**Short exercise:**
Work out how many lines of the records contain "this". Answer with the number and nothing else.

**Data shown:**
* BEGIN *

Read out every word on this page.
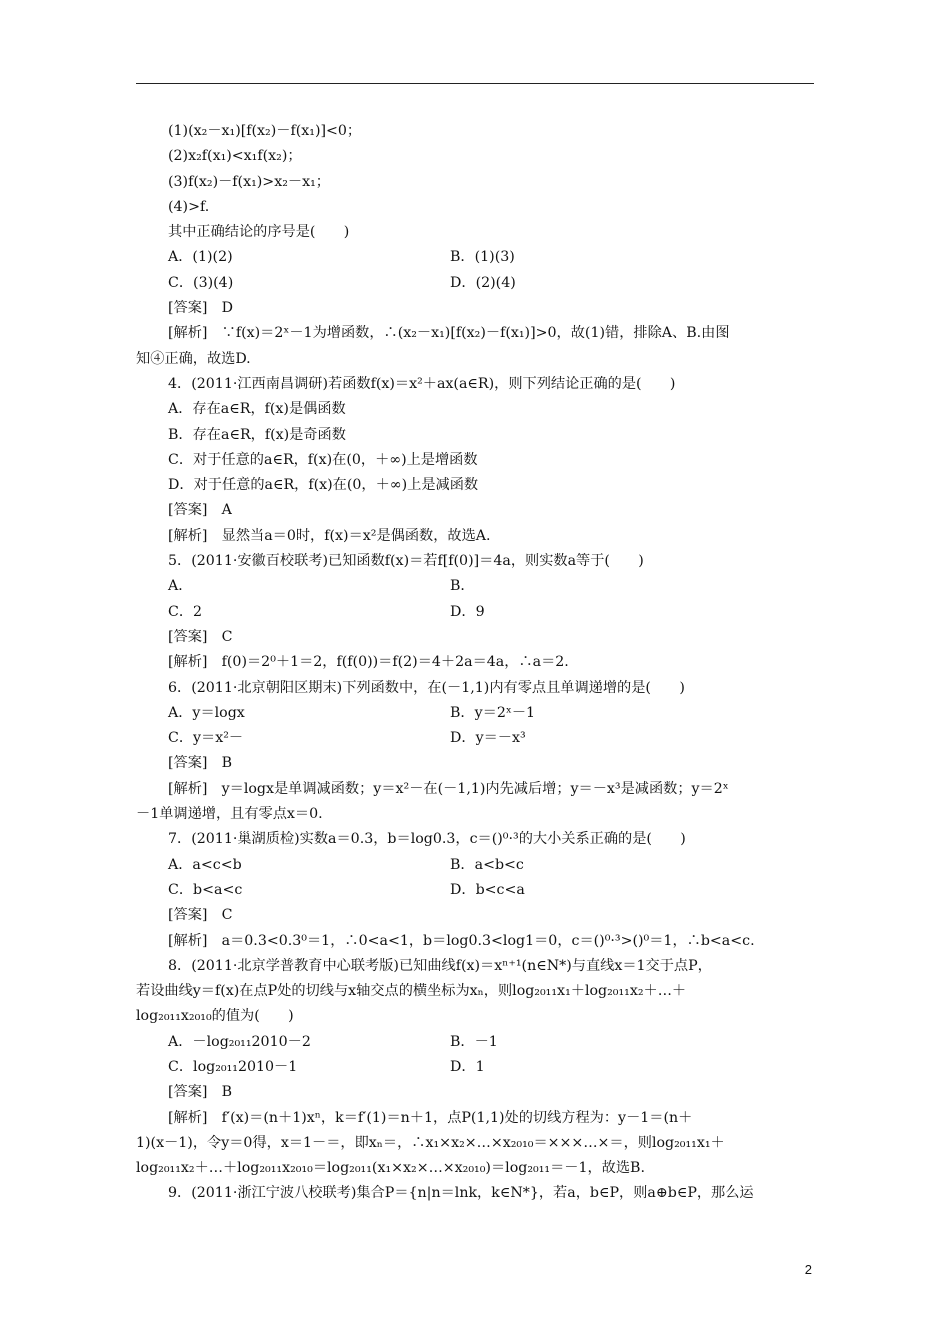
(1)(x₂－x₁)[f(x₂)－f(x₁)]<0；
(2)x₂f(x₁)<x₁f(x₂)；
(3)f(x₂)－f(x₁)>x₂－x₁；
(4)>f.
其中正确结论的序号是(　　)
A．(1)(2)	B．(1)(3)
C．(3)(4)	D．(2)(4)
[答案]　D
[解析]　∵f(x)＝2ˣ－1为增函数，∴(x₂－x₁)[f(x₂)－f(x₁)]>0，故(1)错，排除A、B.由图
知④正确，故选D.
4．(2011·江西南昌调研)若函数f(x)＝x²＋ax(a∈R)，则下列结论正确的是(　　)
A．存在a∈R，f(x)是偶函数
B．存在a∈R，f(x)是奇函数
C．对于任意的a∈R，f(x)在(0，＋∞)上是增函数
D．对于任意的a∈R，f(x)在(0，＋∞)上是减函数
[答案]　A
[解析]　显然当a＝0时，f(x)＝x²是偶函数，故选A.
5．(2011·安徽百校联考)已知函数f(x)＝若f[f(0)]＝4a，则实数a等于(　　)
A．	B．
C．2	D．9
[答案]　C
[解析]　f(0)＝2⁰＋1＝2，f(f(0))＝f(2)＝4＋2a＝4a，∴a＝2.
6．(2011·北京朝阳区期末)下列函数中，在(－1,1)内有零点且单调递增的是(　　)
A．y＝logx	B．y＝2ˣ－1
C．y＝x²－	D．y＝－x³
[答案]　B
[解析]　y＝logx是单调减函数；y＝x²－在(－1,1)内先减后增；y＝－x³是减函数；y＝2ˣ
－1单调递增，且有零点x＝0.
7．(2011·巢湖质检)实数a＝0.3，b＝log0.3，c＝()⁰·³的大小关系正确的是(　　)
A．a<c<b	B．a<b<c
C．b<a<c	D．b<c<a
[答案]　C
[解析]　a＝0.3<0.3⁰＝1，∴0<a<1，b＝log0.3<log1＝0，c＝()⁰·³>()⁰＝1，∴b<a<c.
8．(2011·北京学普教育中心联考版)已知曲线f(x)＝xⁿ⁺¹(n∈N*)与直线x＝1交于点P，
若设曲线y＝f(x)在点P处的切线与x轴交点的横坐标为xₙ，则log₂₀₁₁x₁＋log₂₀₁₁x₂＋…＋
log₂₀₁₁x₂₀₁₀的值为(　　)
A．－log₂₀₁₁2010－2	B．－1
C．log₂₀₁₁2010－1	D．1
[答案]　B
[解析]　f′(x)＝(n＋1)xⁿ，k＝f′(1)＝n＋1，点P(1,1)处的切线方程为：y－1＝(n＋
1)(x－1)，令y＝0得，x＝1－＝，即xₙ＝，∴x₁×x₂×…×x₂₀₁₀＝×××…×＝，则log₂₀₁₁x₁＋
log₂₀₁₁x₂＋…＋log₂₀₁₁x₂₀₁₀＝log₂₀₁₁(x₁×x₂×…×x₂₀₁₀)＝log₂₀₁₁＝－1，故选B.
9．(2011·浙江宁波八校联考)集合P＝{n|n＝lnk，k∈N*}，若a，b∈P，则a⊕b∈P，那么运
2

* END *
* BEGIN *

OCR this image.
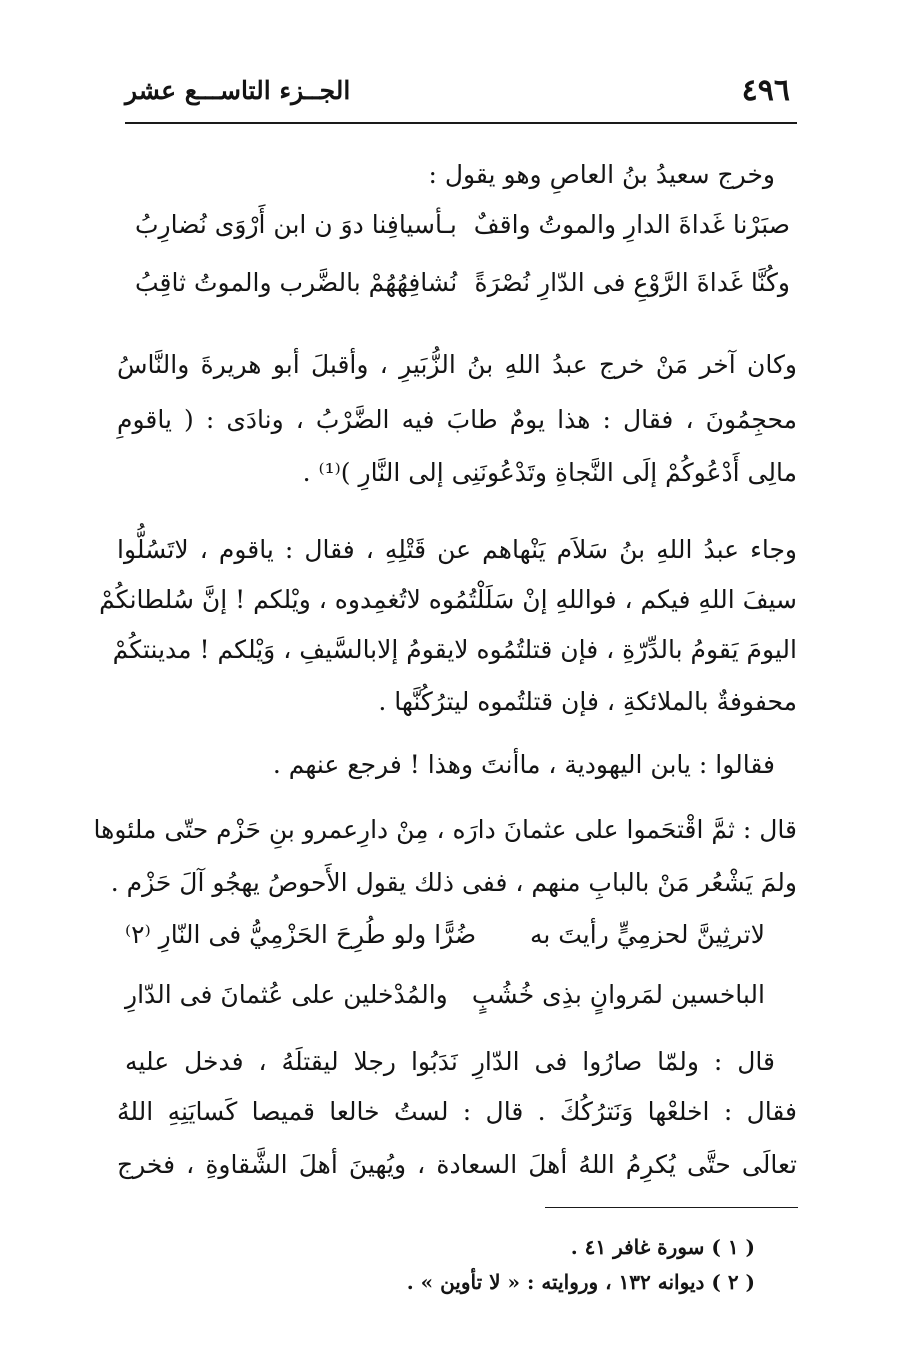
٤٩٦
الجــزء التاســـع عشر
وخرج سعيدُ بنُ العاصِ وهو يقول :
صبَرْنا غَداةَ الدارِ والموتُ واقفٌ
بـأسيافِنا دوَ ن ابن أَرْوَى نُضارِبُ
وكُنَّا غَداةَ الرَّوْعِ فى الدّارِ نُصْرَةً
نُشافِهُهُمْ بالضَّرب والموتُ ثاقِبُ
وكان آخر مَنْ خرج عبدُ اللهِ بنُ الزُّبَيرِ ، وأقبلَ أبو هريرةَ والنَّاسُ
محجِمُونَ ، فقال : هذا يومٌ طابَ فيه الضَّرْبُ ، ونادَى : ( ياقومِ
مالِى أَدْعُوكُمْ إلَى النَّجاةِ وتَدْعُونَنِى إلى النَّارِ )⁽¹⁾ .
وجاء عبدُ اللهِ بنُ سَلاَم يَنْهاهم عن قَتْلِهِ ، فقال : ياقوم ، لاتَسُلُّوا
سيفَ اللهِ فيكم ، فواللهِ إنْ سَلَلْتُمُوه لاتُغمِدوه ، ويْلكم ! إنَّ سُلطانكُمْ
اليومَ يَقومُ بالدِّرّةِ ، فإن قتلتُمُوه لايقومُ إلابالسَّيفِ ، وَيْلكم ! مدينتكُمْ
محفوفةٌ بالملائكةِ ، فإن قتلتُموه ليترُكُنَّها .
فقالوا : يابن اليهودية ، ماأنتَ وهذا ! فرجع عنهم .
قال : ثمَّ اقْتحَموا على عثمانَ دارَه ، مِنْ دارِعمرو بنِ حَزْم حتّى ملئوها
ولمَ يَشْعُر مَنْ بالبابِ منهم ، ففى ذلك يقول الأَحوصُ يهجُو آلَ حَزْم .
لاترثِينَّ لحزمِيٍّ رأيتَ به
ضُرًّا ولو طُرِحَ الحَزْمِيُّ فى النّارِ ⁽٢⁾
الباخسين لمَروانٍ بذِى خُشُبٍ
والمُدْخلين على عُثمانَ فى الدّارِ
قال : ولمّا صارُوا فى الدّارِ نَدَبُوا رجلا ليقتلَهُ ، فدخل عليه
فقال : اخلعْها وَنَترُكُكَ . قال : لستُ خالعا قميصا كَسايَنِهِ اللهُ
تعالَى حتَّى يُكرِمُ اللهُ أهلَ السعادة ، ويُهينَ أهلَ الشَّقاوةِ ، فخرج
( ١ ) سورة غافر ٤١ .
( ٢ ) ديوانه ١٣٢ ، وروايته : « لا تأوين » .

* END *

**Task result:**
2